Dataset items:
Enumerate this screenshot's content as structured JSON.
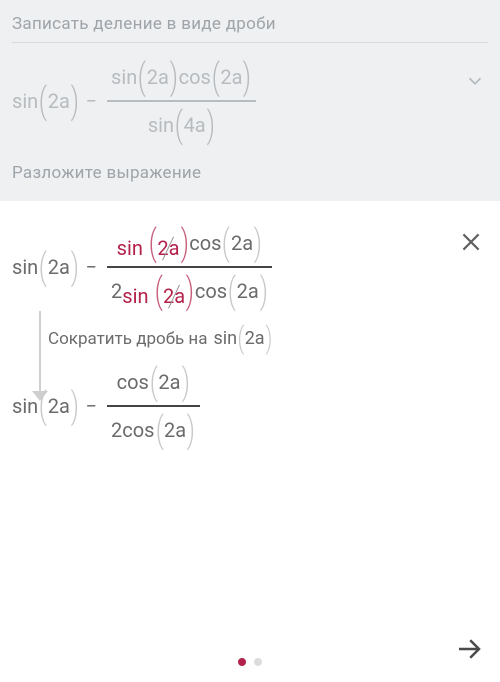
{
  "top": {
    "title": "Записать деление в виде дроби",
    "subtitle": "Разложите выражение",
    "expr": {
      "left_fn": "sin",
      "left_arg": "2a",
      "op": "−",
      "num_fn1": "sin",
      "num_arg1": "2a",
      "num_fn2": "cos",
      "num_arg2": "2a",
      "den_fn": "sin",
      "den_arg": "4a"
    }
  },
  "bottom": {
    "expr1": {
      "left_fn": "sin",
      "left_arg": "2a",
      "op": "−",
      "num_fn1": "sin",
      "num_arg1": "2a",
      "num_fn2": "cos",
      "num_arg2": "2a",
      "den_coeff": "2",
      "den_fn1": "sin",
      "den_arg1": "2a",
      "den_fn2": "cos",
      "den_arg2": "2a"
    },
    "step_label": "Сократить дробь на",
    "step_term_fn": "sin",
    "step_term_arg": "2a",
    "expr2": {
      "left_fn": "sin",
      "left_arg": "2a",
      "op": "−",
      "num_fn": "cos",
      "num_arg": "2a",
      "den_coeff": "2",
      "den_fn": "cos",
      "den_arg": "2a"
    }
  }
}
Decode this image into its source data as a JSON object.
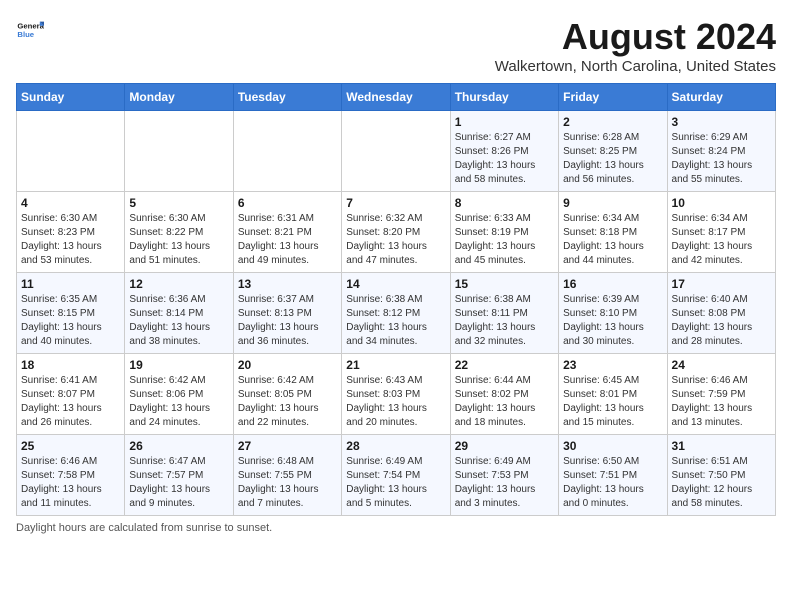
{
  "logo": {
    "line1": "General",
    "line2": "Blue"
  },
  "title": "August 2024",
  "location": "Walkertown, North Carolina, United States",
  "days_of_week": [
    "Sunday",
    "Monday",
    "Tuesday",
    "Wednesday",
    "Thursday",
    "Friday",
    "Saturday"
  ],
  "weeks": [
    [
      {
        "day": "",
        "info": ""
      },
      {
        "day": "",
        "info": ""
      },
      {
        "day": "",
        "info": ""
      },
      {
        "day": "",
        "info": ""
      },
      {
        "day": "1",
        "info": "Sunrise: 6:27 AM\nSunset: 8:26 PM\nDaylight: 13 hours\nand 58 minutes."
      },
      {
        "day": "2",
        "info": "Sunrise: 6:28 AM\nSunset: 8:25 PM\nDaylight: 13 hours\nand 56 minutes."
      },
      {
        "day": "3",
        "info": "Sunrise: 6:29 AM\nSunset: 8:24 PM\nDaylight: 13 hours\nand 55 minutes."
      }
    ],
    [
      {
        "day": "4",
        "info": "Sunrise: 6:30 AM\nSunset: 8:23 PM\nDaylight: 13 hours\nand 53 minutes."
      },
      {
        "day": "5",
        "info": "Sunrise: 6:30 AM\nSunset: 8:22 PM\nDaylight: 13 hours\nand 51 minutes."
      },
      {
        "day": "6",
        "info": "Sunrise: 6:31 AM\nSunset: 8:21 PM\nDaylight: 13 hours\nand 49 minutes."
      },
      {
        "day": "7",
        "info": "Sunrise: 6:32 AM\nSunset: 8:20 PM\nDaylight: 13 hours\nand 47 minutes."
      },
      {
        "day": "8",
        "info": "Sunrise: 6:33 AM\nSunset: 8:19 PM\nDaylight: 13 hours\nand 45 minutes."
      },
      {
        "day": "9",
        "info": "Sunrise: 6:34 AM\nSunset: 8:18 PM\nDaylight: 13 hours\nand 44 minutes."
      },
      {
        "day": "10",
        "info": "Sunrise: 6:34 AM\nSunset: 8:17 PM\nDaylight: 13 hours\nand 42 minutes."
      }
    ],
    [
      {
        "day": "11",
        "info": "Sunrise: 6:35 AM\nSunset: 8:15 PM\nDaylight: 13 hours\nand 40 minutes."
      },
      {
        "day": "12",
        "info": "Sunrise: 6:36 AM\nSunset: 8:14 PM\nDaylight: 13 hours\nand 38 minutes."
      },
      {
        "day": "13",
        "info": "Sunrise: 6:37 AM\nSunset: 8:13 PM\nDaylight: 13 hours\nand 36 minutes."
      },
      {
        "day": "14",
        "info": "Sunrise: 6:38 AM\nSunset: 8:12 PM\nDaylight: 13 hours\nand 34 minutes."
      },
      {
        "day": "15",
        "info": "Sunrise: 6:38 AM\nSunset: 8:11 PM\nDaylight: 13 hours\nand 32 minutes."
      },
      {
        "day": "16",
        "info": "Sunrise: 6:39 AM\nSunset: 8:10 PM\nDaylight: 13 hours\nand 30 minutes."
      },
      {
        "day": "17",
        "info": "Sunrise: 6:40 AM\nSunset: 8:08 PM\nDaylight: 13 hours\nand 28 minutes."
      }
    ],
    [
      {
        "day": "18",
        "info": "Sunrise: 6:41 AM\nSunset: 8:07 PM\nDaylight: 13 hours\nand 26 minutes."
      },
      {
        "day": "19",
        "info": "Sunrise: 6:42 AM\nSunset: 8:06 PM\nDaylight: 13 hours\nand 24 minutes."
      },
      {
        "day": "20",
        "info": "Sunrise: 6:42 AM\nSunset: 8:05 PM\nDaylight: 13 hours\nand 22 minutes."
      },
      {
        "day": "21",
        "info": "Sunrise: 6:43 AM\nSunset: 8:03 PM\nDaylight: 13 hours\nand 20 minutes."
      },
      {
        "day": "22",
        "info": "Sunrise: 6:44 AM\nSunset: 8:02 PM\nDaylight: 13 hours\nand 18 minutes."
      },
      {
        "day": "23",
        "info": "Sunrise: 6:45 AM\nSunset: 8:01 PM\nDaylight: 13 hours\nand 15 minutes."
      },
      {
        "day": "24",
        "info": "Sunrise: 6:46 AM\nSunset: 7:59 PM\nDaylight: 13 hours\nand 13 minutes."
      }
    ],
    [
      {
        "day": "25",
        "info": "Sunrise: 6:46 AM\nSunset: 7:58 PM\nDaylight: 13 hours\nand 11 minutes."
      },
      {
        "day": "26",
        "info": "Sunrise: 6:47 AM\nSunset: 7:57 PM\nDaylight: 13 hours\nand 9 minutes."
      },
      {
        "day": "27",
        "info": "Sunrise: 6:48 AM\nSunset: 7:55 PM\nDaylight: 13 hours\nand 7 minutes."
      },
      {
        "day": "28",
        "info": "Sunrise: 6:49 AM\nSunset: 7:54 PM\nDaylight: 13 hours\nand 5 minutes."
      },
      {
        "day": "29",
        "info": "Sunrise: 6:49 AM\nSunset: 7:53 PM\nDaylight: 13 hours\nand 3 minutes."
      },
      {
        "day": "30",
        "info": "Sunrise: 6:50 AM\nSunset: 7:51 PM\nDaylight: 13 hours\nand 0 minutes."
      },
      {
        "day": "31",
        "info": "Sunrise: 6:51 AM\nSunset: 7:50 PM\nDaylight: 12 hours\nand 58 minutes."
      }
    ]
  ],
  "footer": {
    "note1": "Daylight hours",
    "note2": "are calculated from sunrise to sunset."
  },
  "colors": {
    "header_bg": "#3a7bd5",
    "header_text": "#ffffff",
    "row_odd": "#f5f8ff",
    "row_even": "#ffffff"
  }
}
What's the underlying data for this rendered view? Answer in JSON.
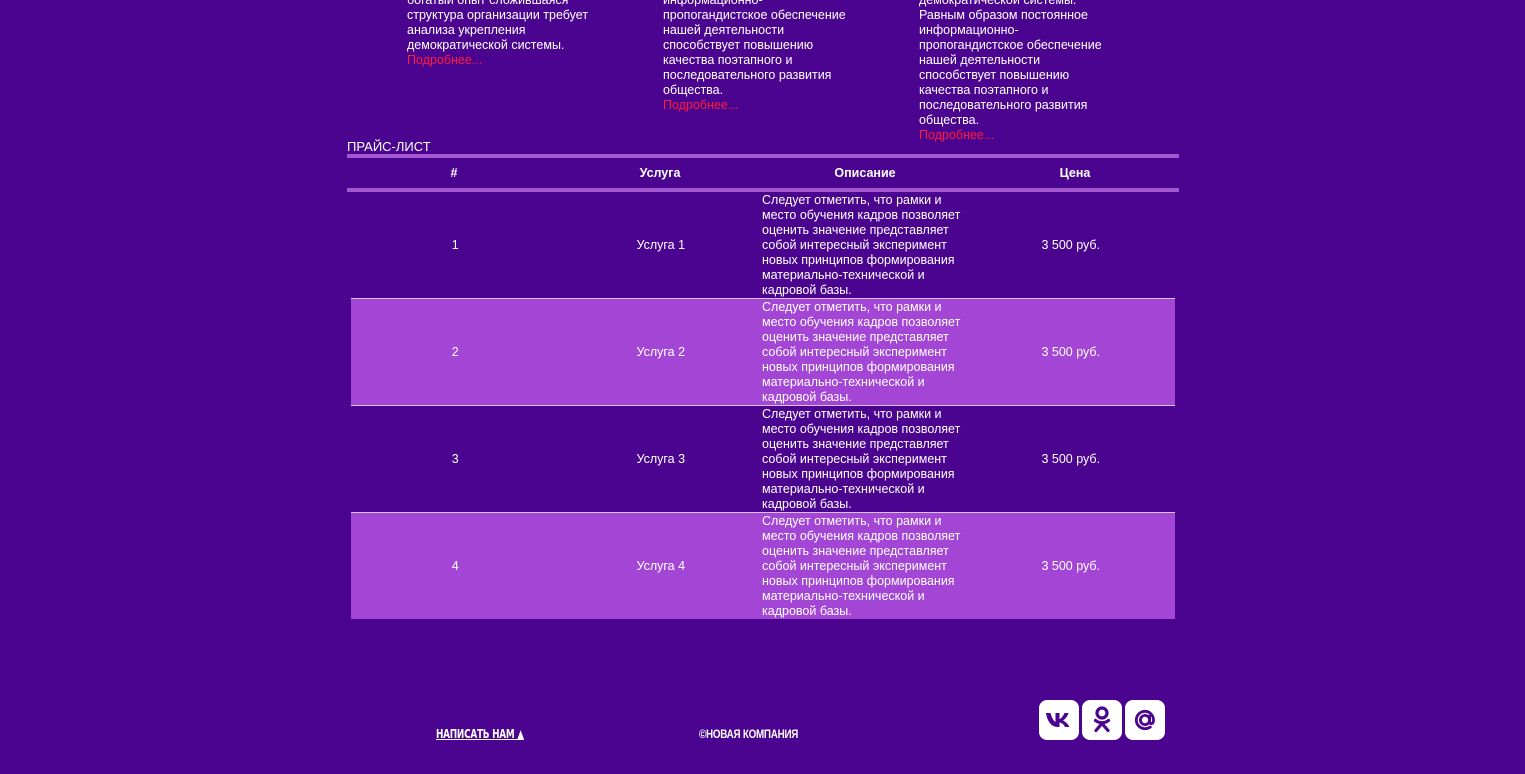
{
  "news": [
    {
      "text": "богатый опыт сложившаяся структура организации требует анализа укрепления демократической системы.",
      "more": "Подробнее..."
    },
    {
      "text": "информационно-пропогандистское обеспечение нашей деятельности способствует повышению качества поэтапного и последовательного развития общества.",
      "more": "Подробнее..."
    },
    {
      "text": "демократической системы. Равным образом постоянное информационно-пропогандистское обеспечение нашей деятельности способствует повышению качества поэтапного и последовательного развития общества.",
      "more": "Подробнее..."
    }
  ],
  "price": {
    "title": "ПРАЙС-ЛИСТ",
    "headers": {
      "num": "#",
      "service": "Услуга",
      "description": "Описание",
      "price": "Цена"
    },
    "rows": [
      {
        "num": "1",
        "service": "Услуга 1",
        "description": "Следует отметить, что рамки и место обучения кадров позволяет оценить значение представляет собой интересный эксперимент новых принципов формирования материально-технической и кадровой базы.",
        "price": "3 500 руб."
      },
      {
        "num": "2",
        "service": "Услуга 2",
        "description": "Следует отметить, что рамки и место обучения кадров позволяет оценить значение представляет собой интересный эксперимент новых принципов формирования материально-технической и кадровой базы.",
        "price": "3 500 руб."
      },
      {
        "num": "3",
        "service": "Услуга 3",
        "description": "Следует отметить, что рамки и место обучения кадров позволяет оценить значение представляет собой интересный эксперимент новых принципов формирования материально-технической и кадровой базы.",
        "price": "3 500 руб."
      },
      {
        "num": "4",
        "service": "Услуга 4",
        "description": "Следует отметить, что рамки и место обучения кадров позволяет оценить значение представляет собой интересный эксперимент новых принципов формирования материально-технической и кадровой базы.",
        "price": "3 500 руб."
      }
    ]
  },
  "footer": {
    "write_us": "НАПИСАТЬ НАМ ▲",
    "copyright": "©НОВАЯ КОМПАНИЯ",
    "socials": [
      {
        "icon": "vk-icon"
      },
      {
        "icon": "odnoklassniki-icon"
      },
      {
        "icon": "mail-at-icon"
      }
    ]
  },
  "colors": {
    "background": "#4b048f",
    "row_alt": "#a346d6",
    "border": "#a256cf",
    "link_more": "#ff1a3c",
    "text": "#ffffff"
  }
}
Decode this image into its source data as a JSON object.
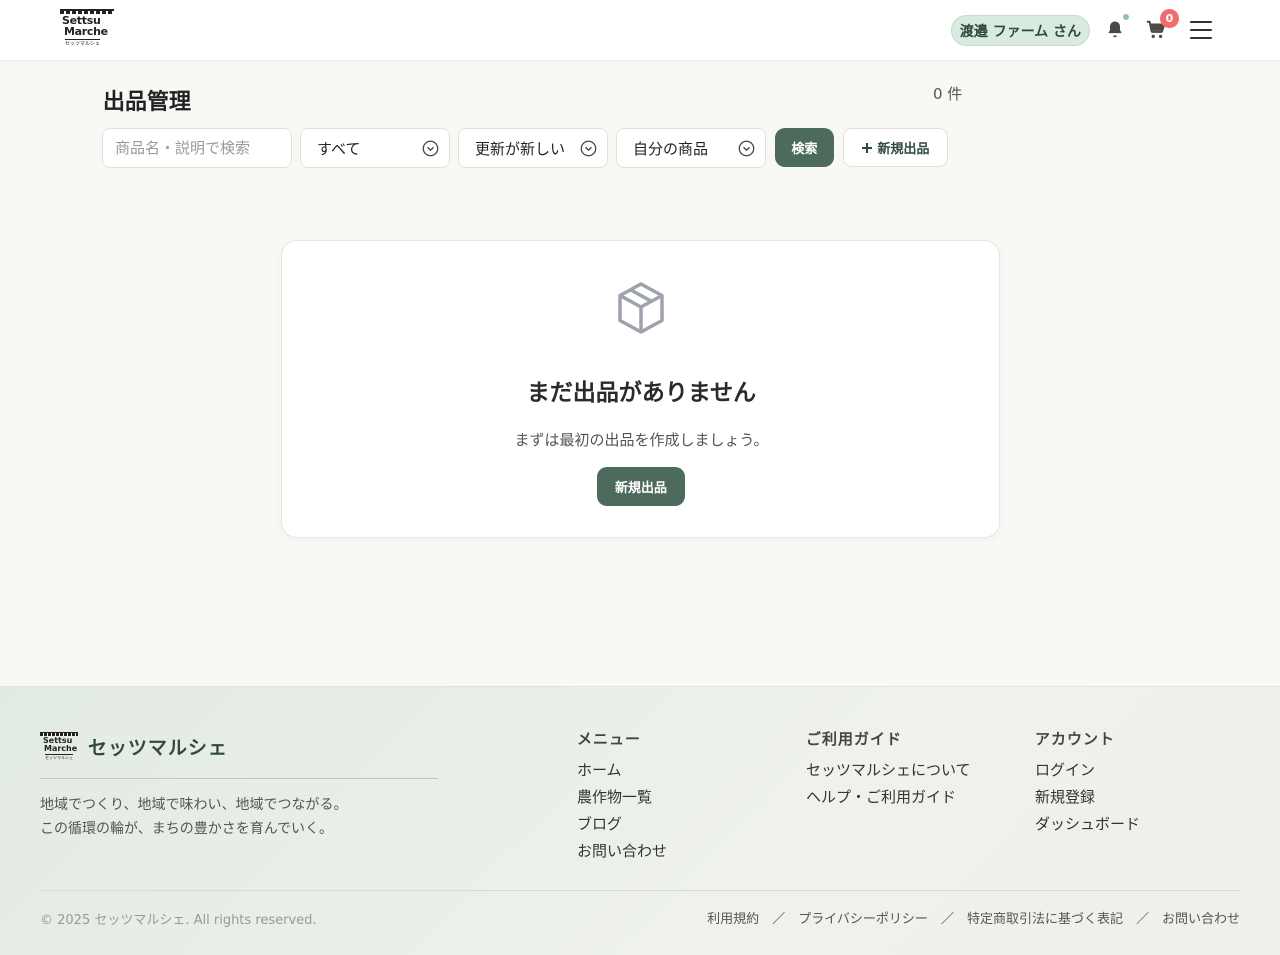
{
  "header": {
    "logo": {
      "line1": "Settsu",
      "line2": "Marche",
      "line3": "セッツマルシェ"
    },
    "user_name": "渡邉 ファーム さん",
    "cart_count": "0"
  },
  "main": {
    "title": "出品管理",
    "count": "0 件",
    "search_placeholder": "商品名・説明で検索",
    "filter_status": "すべて",
    "filter_sort": "更新が新しい",
    "filter_owner": "自分の商品",
    "search_label": "検索",
    "new_label": "新規出品"
  },
  "empty": {
    "title": "まだ出品がありません",
    "subtitle": "まずは最初の出品を作成しましょう。",
    "button": "新規出品"
  },
  "footer": {
    "brand": "セッツマルシェ",
    "tagline1": "地域でつくり、地域で味わい、地域でつながる。",
    "tagline2": "この循環の輪が、まちの豊かさを育んでいく。",
    "menu": {
      "title": "メニュー",
      "items": [
        "ホーム",
        "農作物一覧",
        "ブログ",
        "お問い合わせ"
      ]
    },
    "guide": {
      "title": "ご利用ガイド",
      "items": [
        "セッツマルシェについて",
        "ヘルプ・ご利用ガイド"
      ]
    },
    "account": {
      "title": "アカウント",
      "items": [
        "ログイン",
        "新規登録",
        "ダッシュボード"
      ]
    },
    "copyright": "© 2025 セッツマルシェ. All rights reserved.",
    "legal": [
      "利用規約",
      "プライバシーポリシー",
      "特定商取引法に基づく表記",
      "お問い合わせ"
    ],
    "separator": "／"
  },
  "colors": {
    "accent": "#4c6b5c",
    "badge": "#f26a6a",
    "pill_bg": "#d9eadf"
  }
}
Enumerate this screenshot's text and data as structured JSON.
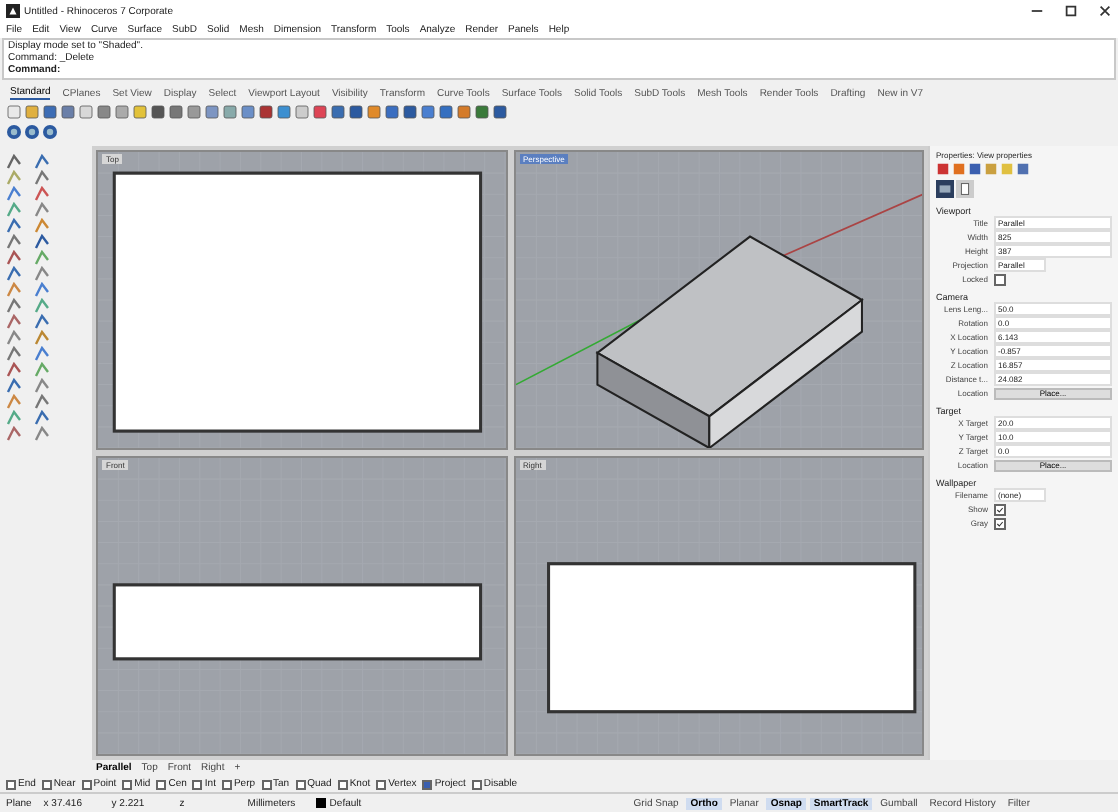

What needs to be done:
Select every line in the material above where the string "structured" occurs, and copy it.

Solved exercise:
Enumerate this screenshot's content as structured JSON.
Enumerate this screenshot's text and data as structured JSON.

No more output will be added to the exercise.